---------- DATASET EXCERPTS ----------

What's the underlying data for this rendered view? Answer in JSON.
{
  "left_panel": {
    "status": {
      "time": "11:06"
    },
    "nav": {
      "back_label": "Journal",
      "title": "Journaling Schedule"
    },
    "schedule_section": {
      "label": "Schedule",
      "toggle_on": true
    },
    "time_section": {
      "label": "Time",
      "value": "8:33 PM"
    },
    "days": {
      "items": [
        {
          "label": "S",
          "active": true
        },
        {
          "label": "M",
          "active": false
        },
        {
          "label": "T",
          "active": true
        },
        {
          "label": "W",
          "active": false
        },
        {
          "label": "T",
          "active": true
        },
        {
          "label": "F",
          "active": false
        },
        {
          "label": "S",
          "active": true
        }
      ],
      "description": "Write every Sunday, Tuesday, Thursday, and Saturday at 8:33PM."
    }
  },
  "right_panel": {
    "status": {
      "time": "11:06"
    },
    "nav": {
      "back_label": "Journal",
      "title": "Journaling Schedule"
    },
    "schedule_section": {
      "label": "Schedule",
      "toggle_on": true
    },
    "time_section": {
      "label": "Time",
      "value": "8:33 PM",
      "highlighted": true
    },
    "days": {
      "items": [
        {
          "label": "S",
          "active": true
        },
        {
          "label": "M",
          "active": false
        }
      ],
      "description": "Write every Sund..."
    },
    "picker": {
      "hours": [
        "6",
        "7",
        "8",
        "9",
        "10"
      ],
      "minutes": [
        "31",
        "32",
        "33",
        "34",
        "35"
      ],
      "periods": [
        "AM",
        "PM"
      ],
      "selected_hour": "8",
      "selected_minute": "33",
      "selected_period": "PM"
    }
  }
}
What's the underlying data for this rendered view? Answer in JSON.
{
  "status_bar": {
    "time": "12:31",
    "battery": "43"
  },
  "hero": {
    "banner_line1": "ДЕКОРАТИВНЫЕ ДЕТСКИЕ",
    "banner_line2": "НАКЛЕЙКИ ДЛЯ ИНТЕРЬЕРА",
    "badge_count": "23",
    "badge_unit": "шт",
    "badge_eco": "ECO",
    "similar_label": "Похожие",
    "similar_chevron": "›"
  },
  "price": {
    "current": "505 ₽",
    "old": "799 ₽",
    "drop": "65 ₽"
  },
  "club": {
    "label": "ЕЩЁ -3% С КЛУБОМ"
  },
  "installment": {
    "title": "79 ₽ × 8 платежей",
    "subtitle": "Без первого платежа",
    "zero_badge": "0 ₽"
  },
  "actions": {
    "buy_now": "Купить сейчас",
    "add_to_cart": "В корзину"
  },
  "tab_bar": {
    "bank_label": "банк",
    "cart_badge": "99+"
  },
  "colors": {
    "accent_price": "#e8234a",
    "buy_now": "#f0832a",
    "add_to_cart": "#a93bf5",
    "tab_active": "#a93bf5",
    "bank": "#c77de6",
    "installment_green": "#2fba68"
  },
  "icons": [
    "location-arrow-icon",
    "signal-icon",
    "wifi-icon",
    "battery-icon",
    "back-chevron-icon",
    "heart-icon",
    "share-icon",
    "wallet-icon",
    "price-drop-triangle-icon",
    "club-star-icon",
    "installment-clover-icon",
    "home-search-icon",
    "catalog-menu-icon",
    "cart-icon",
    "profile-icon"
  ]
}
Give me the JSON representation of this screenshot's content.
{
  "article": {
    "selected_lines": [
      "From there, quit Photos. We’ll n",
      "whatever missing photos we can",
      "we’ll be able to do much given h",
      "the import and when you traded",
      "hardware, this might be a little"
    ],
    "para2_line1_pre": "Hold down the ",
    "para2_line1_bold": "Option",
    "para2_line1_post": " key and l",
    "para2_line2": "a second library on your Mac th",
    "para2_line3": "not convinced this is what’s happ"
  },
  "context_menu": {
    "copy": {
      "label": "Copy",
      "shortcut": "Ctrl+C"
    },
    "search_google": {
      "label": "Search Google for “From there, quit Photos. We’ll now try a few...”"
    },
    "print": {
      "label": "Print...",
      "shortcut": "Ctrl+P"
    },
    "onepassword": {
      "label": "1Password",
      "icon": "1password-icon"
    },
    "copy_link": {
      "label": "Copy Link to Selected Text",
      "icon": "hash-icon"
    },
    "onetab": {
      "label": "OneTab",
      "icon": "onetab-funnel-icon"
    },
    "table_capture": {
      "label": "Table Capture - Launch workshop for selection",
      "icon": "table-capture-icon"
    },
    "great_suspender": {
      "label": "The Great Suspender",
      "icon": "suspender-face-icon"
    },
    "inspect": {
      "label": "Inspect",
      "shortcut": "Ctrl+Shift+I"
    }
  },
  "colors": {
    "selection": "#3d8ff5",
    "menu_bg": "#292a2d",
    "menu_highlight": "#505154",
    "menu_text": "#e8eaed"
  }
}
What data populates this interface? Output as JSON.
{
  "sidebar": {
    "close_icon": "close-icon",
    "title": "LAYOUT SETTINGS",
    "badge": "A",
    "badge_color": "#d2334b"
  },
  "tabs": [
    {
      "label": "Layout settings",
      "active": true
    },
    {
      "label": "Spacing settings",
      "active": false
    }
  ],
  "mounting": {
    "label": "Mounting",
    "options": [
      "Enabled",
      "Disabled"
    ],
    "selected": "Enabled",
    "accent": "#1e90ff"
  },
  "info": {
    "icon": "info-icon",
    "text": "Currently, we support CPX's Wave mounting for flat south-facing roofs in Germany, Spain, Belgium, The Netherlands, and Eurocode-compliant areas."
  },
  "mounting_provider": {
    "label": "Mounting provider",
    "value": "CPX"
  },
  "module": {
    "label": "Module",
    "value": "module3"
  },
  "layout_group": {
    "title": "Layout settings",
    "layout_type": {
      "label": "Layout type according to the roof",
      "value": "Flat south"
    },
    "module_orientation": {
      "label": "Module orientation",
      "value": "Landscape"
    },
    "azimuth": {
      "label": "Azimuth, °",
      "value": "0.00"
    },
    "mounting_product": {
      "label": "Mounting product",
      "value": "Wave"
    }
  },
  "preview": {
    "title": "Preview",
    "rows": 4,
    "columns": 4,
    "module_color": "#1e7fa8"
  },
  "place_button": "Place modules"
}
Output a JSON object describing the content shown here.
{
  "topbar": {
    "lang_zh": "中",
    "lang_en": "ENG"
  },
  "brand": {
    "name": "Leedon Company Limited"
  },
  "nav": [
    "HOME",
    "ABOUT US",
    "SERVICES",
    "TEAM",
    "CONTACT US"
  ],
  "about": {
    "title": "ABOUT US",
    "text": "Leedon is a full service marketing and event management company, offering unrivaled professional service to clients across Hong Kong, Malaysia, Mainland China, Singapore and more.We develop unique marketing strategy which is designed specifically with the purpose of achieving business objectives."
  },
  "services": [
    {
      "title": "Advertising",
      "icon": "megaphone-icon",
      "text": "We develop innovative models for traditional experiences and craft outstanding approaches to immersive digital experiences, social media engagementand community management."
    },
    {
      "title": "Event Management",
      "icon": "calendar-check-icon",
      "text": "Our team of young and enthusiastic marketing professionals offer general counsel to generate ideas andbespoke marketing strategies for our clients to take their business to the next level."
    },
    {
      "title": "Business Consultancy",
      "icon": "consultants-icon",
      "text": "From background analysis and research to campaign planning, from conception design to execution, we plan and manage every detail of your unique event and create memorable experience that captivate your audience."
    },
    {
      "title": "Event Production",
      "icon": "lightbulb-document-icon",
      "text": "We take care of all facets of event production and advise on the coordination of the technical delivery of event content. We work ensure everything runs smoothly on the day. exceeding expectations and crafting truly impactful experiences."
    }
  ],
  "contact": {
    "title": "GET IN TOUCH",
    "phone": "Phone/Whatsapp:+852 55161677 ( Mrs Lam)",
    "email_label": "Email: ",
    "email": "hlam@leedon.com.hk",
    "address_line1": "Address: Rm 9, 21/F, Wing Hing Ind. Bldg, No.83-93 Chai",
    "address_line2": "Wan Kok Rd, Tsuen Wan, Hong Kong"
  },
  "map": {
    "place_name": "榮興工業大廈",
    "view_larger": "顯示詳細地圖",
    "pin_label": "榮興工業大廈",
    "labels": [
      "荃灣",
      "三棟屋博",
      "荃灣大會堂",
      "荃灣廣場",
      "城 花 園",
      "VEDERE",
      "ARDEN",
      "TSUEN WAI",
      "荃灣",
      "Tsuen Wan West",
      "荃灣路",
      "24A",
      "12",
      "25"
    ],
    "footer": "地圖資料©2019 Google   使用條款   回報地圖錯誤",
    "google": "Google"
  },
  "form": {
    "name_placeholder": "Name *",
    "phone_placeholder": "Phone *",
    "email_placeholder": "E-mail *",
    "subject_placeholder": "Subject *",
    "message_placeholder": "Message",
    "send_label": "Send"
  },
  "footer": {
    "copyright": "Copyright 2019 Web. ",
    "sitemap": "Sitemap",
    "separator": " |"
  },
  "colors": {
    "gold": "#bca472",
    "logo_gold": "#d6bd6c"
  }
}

----------

TO BE DONE:
Only lines with the word "this" should be collected from the material.

FINISHED EXERCISE:
What's the underlying data for this rendered view? Answer in JSON.
What's the underlying data for this rendered view? Answer in JSON.
Give me the JSON representation of this screenshot's content.
      "hardware, this might be a little"
    "para2_line3": "not convinced this is what’s happ"
What data populates this interface? Output as JSON.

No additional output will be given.